**GIVEN PROBLEM**
Your task is to repeat, word for word, the line containing "Convert this screenshot" and all lines that follow it to the end of the material, and no other lines.

Items listed in a dataset

-- -- --

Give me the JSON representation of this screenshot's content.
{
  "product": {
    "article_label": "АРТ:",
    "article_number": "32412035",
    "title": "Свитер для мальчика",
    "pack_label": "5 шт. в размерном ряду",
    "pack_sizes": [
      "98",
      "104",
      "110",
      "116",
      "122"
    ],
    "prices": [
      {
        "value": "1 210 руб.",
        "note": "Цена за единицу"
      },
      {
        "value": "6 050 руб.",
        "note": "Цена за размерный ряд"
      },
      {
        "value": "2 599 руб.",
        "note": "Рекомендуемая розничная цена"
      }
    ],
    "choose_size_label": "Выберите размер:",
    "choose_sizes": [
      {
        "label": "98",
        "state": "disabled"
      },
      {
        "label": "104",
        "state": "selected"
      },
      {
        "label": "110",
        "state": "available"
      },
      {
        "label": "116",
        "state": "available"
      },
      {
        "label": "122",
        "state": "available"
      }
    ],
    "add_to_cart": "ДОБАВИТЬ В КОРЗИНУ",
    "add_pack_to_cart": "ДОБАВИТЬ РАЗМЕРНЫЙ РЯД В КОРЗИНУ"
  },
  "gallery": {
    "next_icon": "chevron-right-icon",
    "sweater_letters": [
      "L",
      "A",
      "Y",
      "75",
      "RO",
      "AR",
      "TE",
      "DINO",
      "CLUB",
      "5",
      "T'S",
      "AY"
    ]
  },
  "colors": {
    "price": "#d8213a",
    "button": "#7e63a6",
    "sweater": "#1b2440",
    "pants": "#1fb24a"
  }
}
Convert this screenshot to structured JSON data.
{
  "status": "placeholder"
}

-- -- --

**EXERCISE SOLUTION**
Convert this screenshot to structured JSON data.
{
  "status": "placeholder"
}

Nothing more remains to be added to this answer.